> **EXERCISE**
Set out every line bearing the string "name".

━━━ EXERCISE MATERIAL ━━━

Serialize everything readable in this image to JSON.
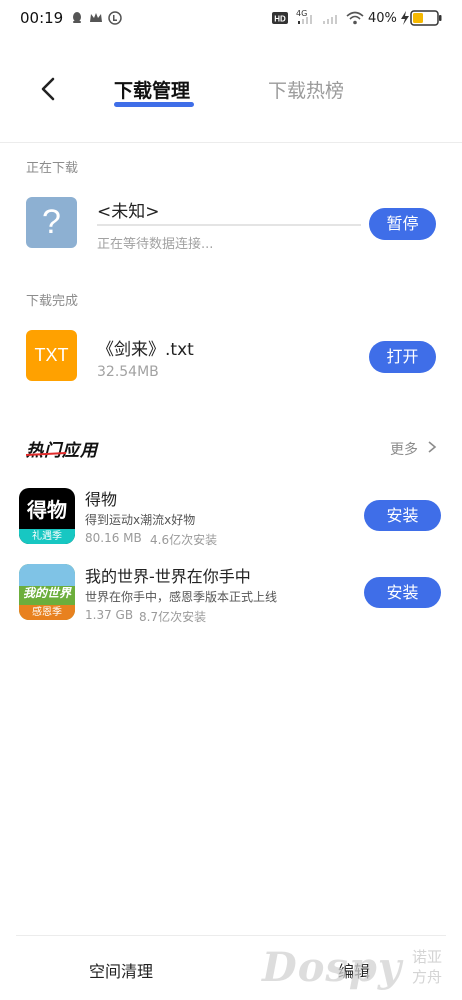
{
  "status_bar": {
    "time": "00:19",
    "battery": "40%",
    "network": "4G"
  },
  "header": {
    "back_icon": "chevron-left-icon",
    "tabs": [
      {
        "label": "下载管理",
        "active": true
      },
      {
        "label": "下载热榜",
        "active": false
      }
    ],
    "accent_color": "#3f6ee8"
  },
  "downloading": {
    "section_label": "正在下载",
    "item": {
      "icon_glyph": "?",
      "name": "<未知>",
      "status": "正在等待数据连接...",
      "progress": 0,
      "action": "暂停"
    }
  },
  "completed": {
    "section_label": "下载完成",
    "item": {
      "icon_text": "TXT",
      "name": "《剑来》.txt",
      "size": "32.54MB",
      "action": "打开"
    }
  },
  "hot_apps": {
    "title": "热门应用",
    "more": "更多",
    "apps": [
      {
        "name": "得物",
        "desc": "得到运动x潮流x好物",
        "size": "80.16 MB",
        "installs": "4.6亿次安装",
        "action": "安装",
        "icon_text": "得物",
        "icon_tag": "礼遇季"
      },
      {
        "name": "我的世界-世界在你手中",
        "desc": "世界在你手中，感恩季版本正式上线",
        "size": "1.37 GB",
        "installs": "8.7亿次安装",
        "action": "安装",
        "icon_text": "我的世界",
        "icon_tag": "感恩季"
      }
    ]
  },
  "bottom_bar": {
    "left": "空间清理",
    "right": "编辑"
  },
  "watermark": {
    "brand": "Dospy",
    "cn_line1": "诺亚",
    "cn_line2": "方舟"
  }
}
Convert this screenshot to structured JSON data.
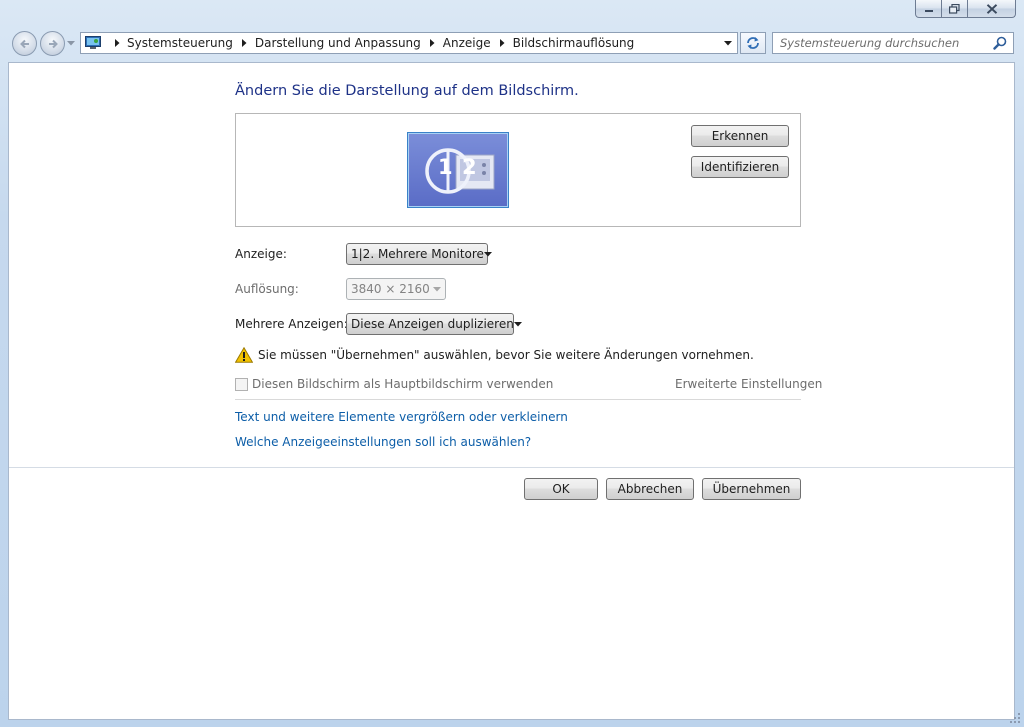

━━━

> **FINAL ANSWER**
      "name": "<未知>",
      "name": "《剑来》.txt",
        "name": "得物",
        "name": "我的世界-世界在你手中",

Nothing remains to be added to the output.